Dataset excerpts
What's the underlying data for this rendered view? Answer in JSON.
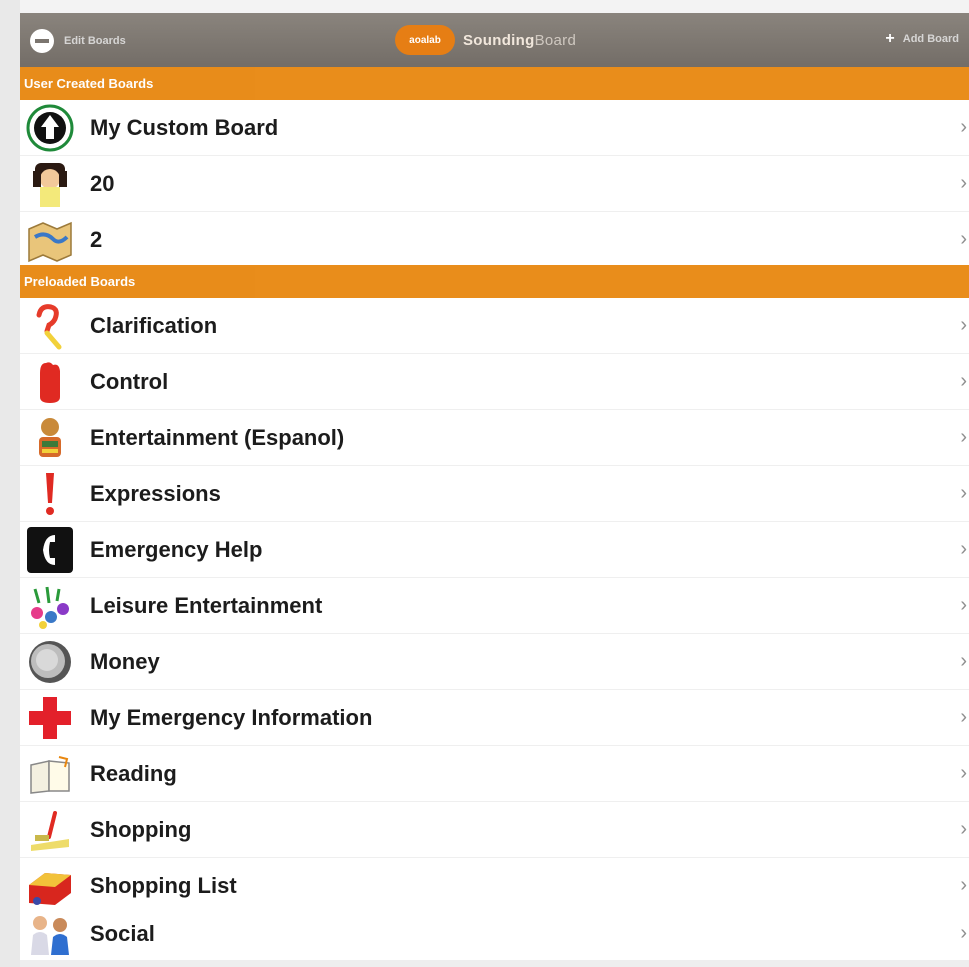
{
  "header": {
    "left_label": "Edit Boards",
    "brand_badge": "aoalab",
    "brand_name": "Sounding",
    "brand_suffix": "Board",
    "right_label": "Add Board"
  },
  "sections": {
    "user_created": "User Created Boards",
    "preloaded": "Preloaded Boards"
  },
  "user_boards": [
    {
      "label": "My Custom Board",
      "icon": "up-arrow-circle-icon"
    },
    {
      "label": "20",
      "icon": "person-icon"
    },
    {
      "label": "2",
      "icon": "map-icon"
    }
  ],
  "preloaded_boards": [
    {
      "label": "Clarification",
      "icon": "question-mark-icon"
    },
    {
      "label": "Control",
      "icon": "stop-hand-icon"
    },
    {
      "label": "Entertainment (Espanol)",
      "icon": "entertainment-icon"
    },
    {
      "label": "Expressions",
      "icon": "exclamation-icon"
    },
    {
      "label": "Emergency Help",
      "icon": "phone-icon"
    },
    {
      "label": "Leisure Entertainment",
      "icon": "leisure-icon"
    },
    {
      "label": "Money",
      "icon": "coin-icon"
    },
    {
      "label": "My Emergency Information",
      "icon": "red-cross-icon"
    },
    {
      "label": "Reading",
      "icon": "book-icon"
    },
    {
      "label": "Shopping",
      "icon": "shopping-icon"
    },
    {
      "label": "Shopping List",
      "icon": "shopping-list-icon"
    },
    {
      "label": "Social",
      "icon": "people-icon"
    }
  ],
  "chevron": "›",
  "colors": {
    "accent": "#e8870f",
    "titlebar": "#7b756f"
  }
}
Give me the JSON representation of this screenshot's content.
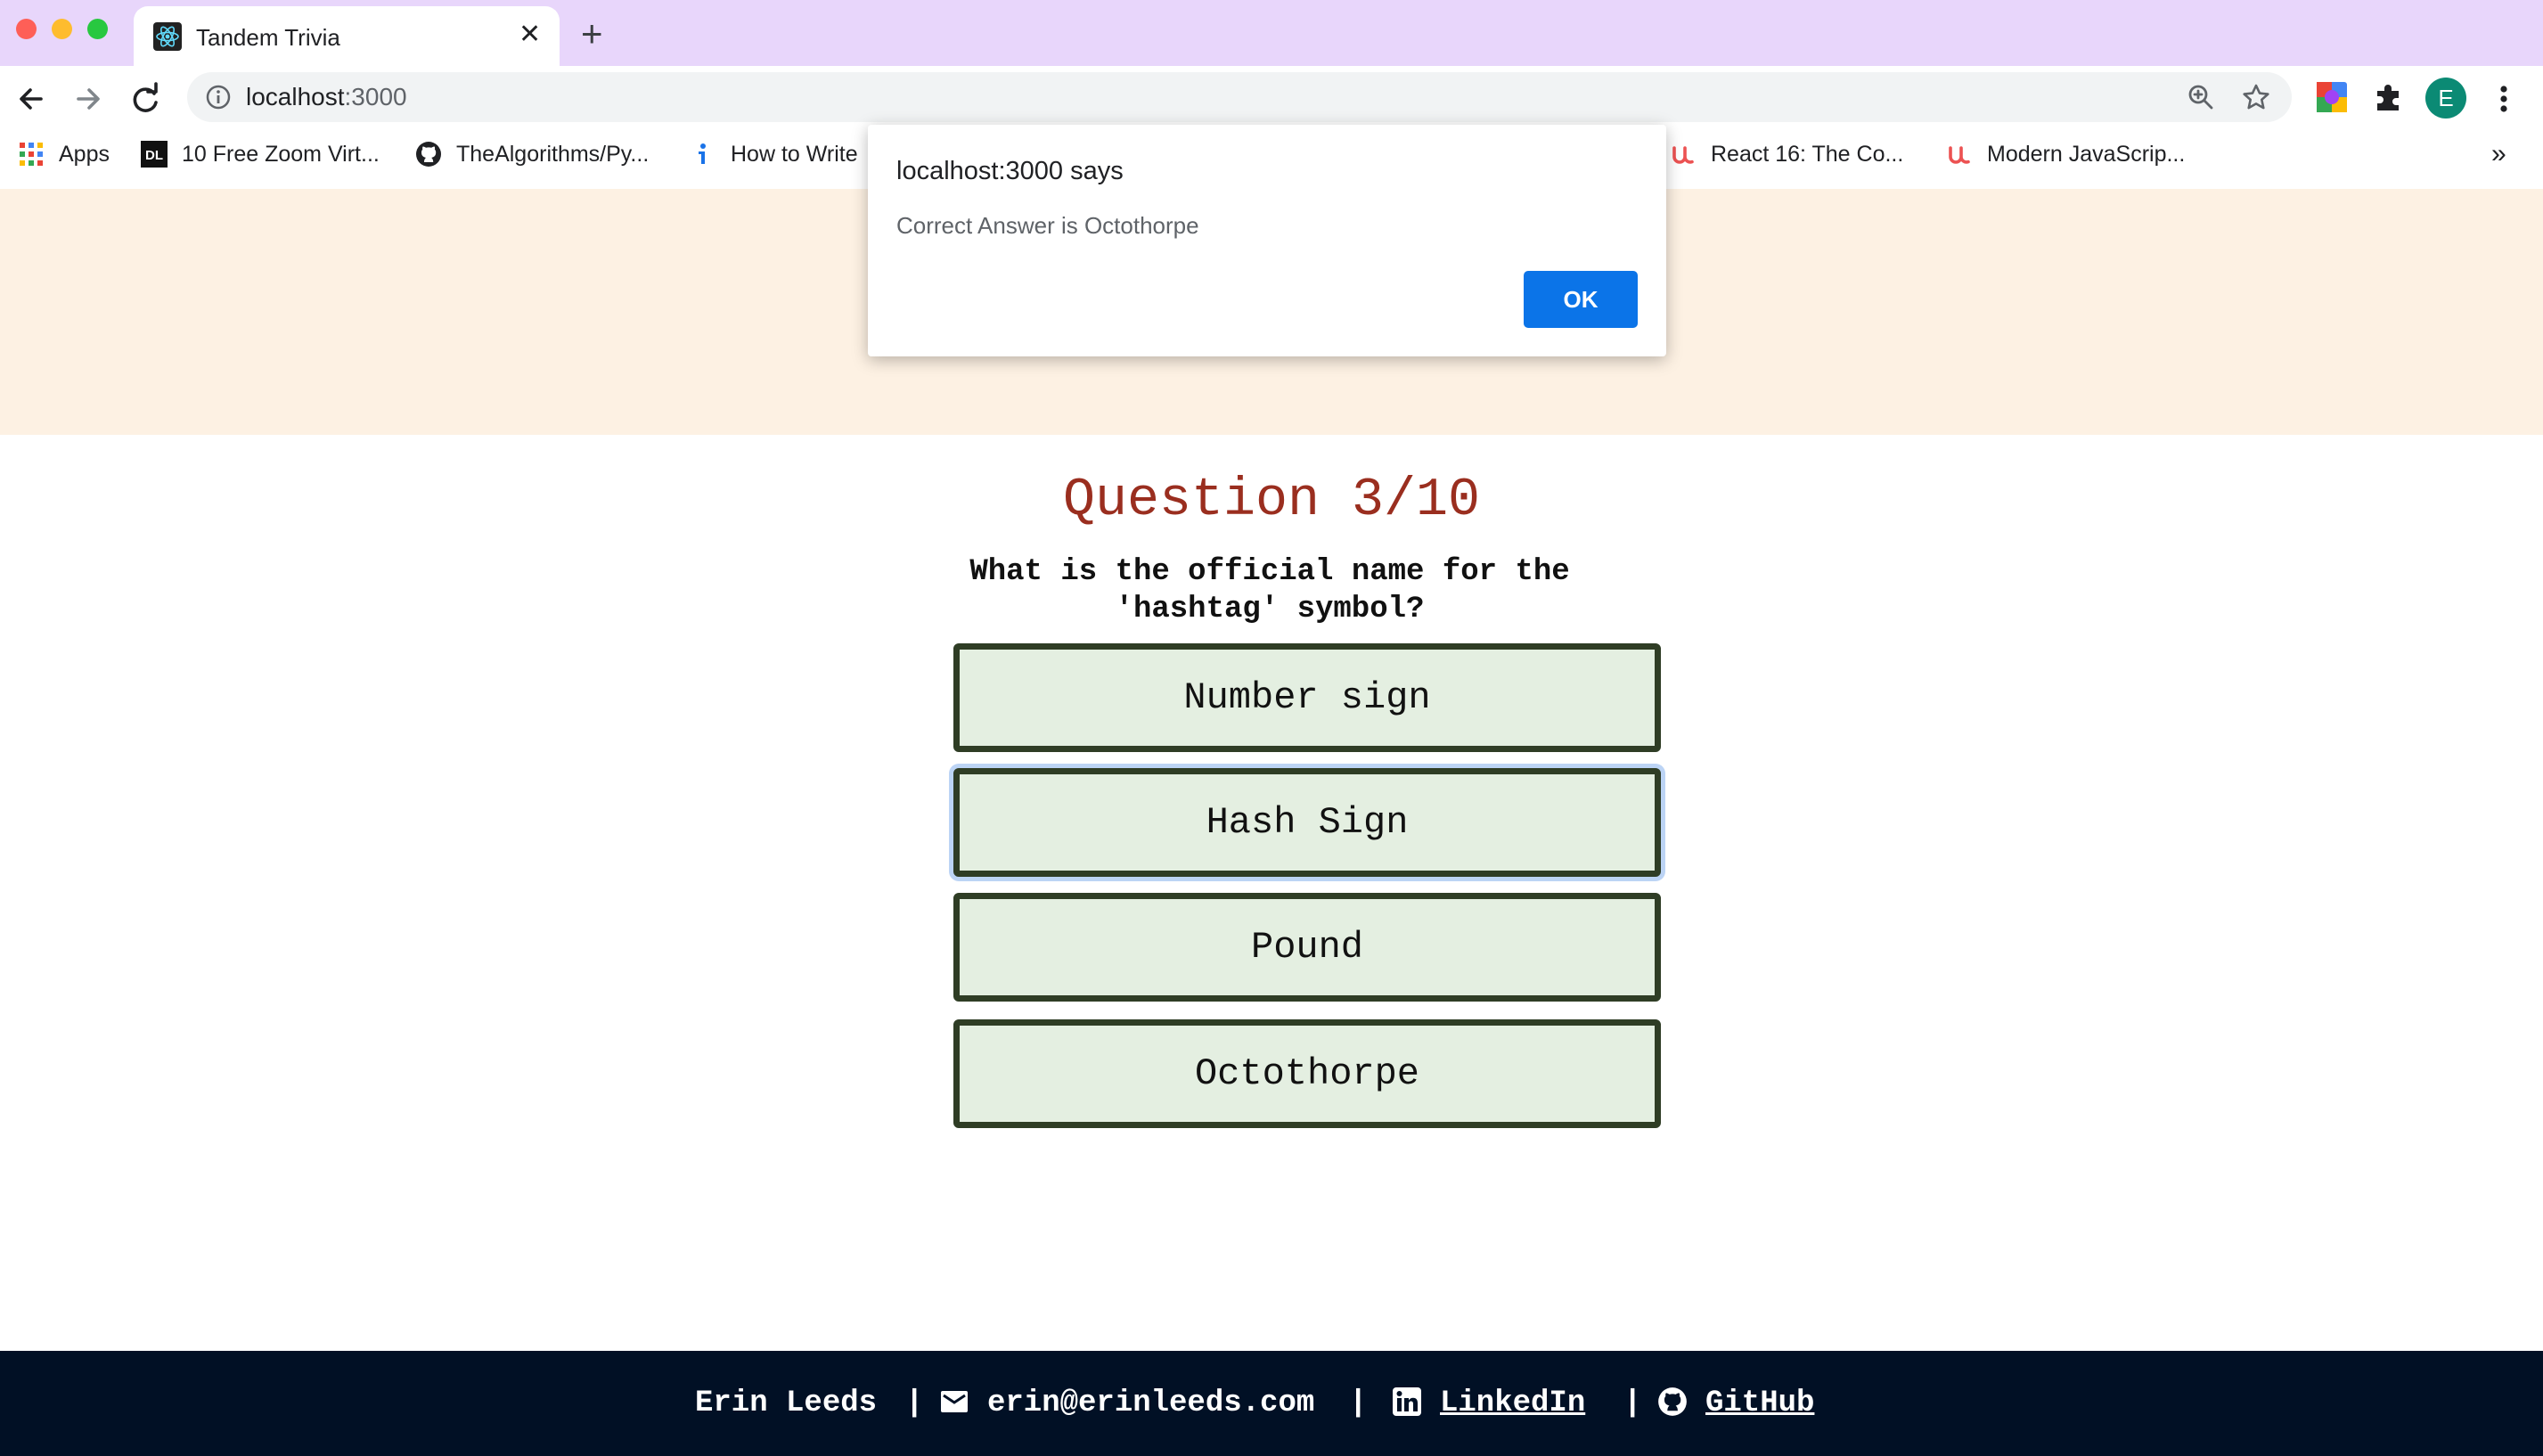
{
  "browser": {
    "tab_title": "Tandem Trivia",
    "url_host": "localhost",
    "url_port": ":3000",
    "avatar_letter": "E",
    "bookmarks": [
      {
        "label": "Apps",
        "icon": "apps-grid-icon"
      },
      {
        "label": "10 Free Zoom Virt...",
        "icon": "dl-logo-icon"
      },
      {
        "label": "TheAlgorithms/Py...",
        "icon": "github-icon"
      },
      {
        "label": "How to Write",
        "icon": "info-i-icon"
      },
      {
        "label": "React 16: The Co...",
        "icon": "udemy-icon"
      },
      {
        "label": "Modern JavaScrip...",
        "icon": "udemy-icon"
      }
    ],
    "overflow_label": "»"
  },
  "alert": {
    "title": "localhost:3000 says",
    "message": "Correct Answer is Octothorpe",
    "ok_label": "OK"
  },
  "quiz": {
    "question_title": "Question 3/10",
    "question_text": "What is the official name for the 'hashtag' symbol?",
    "answers": [
      "Number sign",
      "Hash Sign",
      "Pound",
      "Octothorpe"
    ],
    "focused_answer": "Hash Sign"
  },
  "footer": {
    "name": "Erin Leeds",
    "separator": "|",
    "email": "erin@erinleeds.com",
    "linkedin_label": "LinkedIn",
    "github_label": "GitHub"
  },
  "colors": {
    "tabbar": "#e8d6fb",
    "banner": "#fdf1e3",
    "question_title": "#9a2e1f",
    "answer_fill": "#e4efe1",
    "answer_border": "#2f3d25",
    "footer": "#011025",
    "ok_button": "#0b74e8"
  }
}
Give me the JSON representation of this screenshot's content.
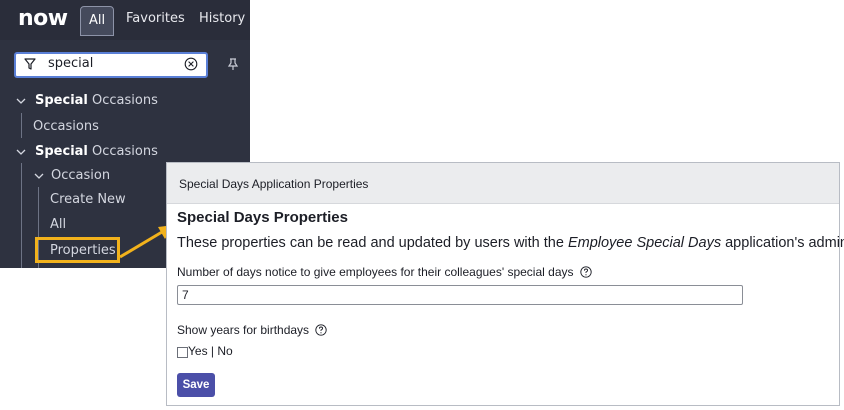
{
  "nav": {
    "logo": "now",
    "tabs": [
      "All",
      "Favorites",
      "History"
    ],
    "filter_value": "special",
    "tree": [
      {
        "bold": "Special",
        "rest": " Occasions"
      },
      {
        "label": "Occasions"
      },
      {
        "bold": "Special",
        "rest": " Occasions"
      },
      {
        "label": "Occasion"
      },
      {
        "label": "Create New"
      },
      {
        "label": "All"
      },
      {
        "label": "Properties"
      }
    ]
  },
  "props": {
    "header": "Special Days Application Properties",
    "title": "Special Days Properties",
    "desc_before": "These properties can be read and updated by users with the ",
    "desc_app": "Employee Special Days",
    "desc_after": " application's admin role.",
    "field1_label": "Number of days notice to give employees for their colleagues' special days",
    "field1_value": "7",
    "field2_label": "Show years for birthdays",
    "field2_options": "Yes | No",
    "save_label": "Save"
  },
  "colors": {
    "nav_bg": "#2e3240",
    "highlight": "#f2b21c",
    "save_button": "#4b4fa8",
    "filter_border": "#5a7fd6"
  }
}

What you need to do
Go through the records above and copy every line with the word "localhost".

Response to this exercise
    "url_host": "localhost",
    "title": "localhost:3000 says",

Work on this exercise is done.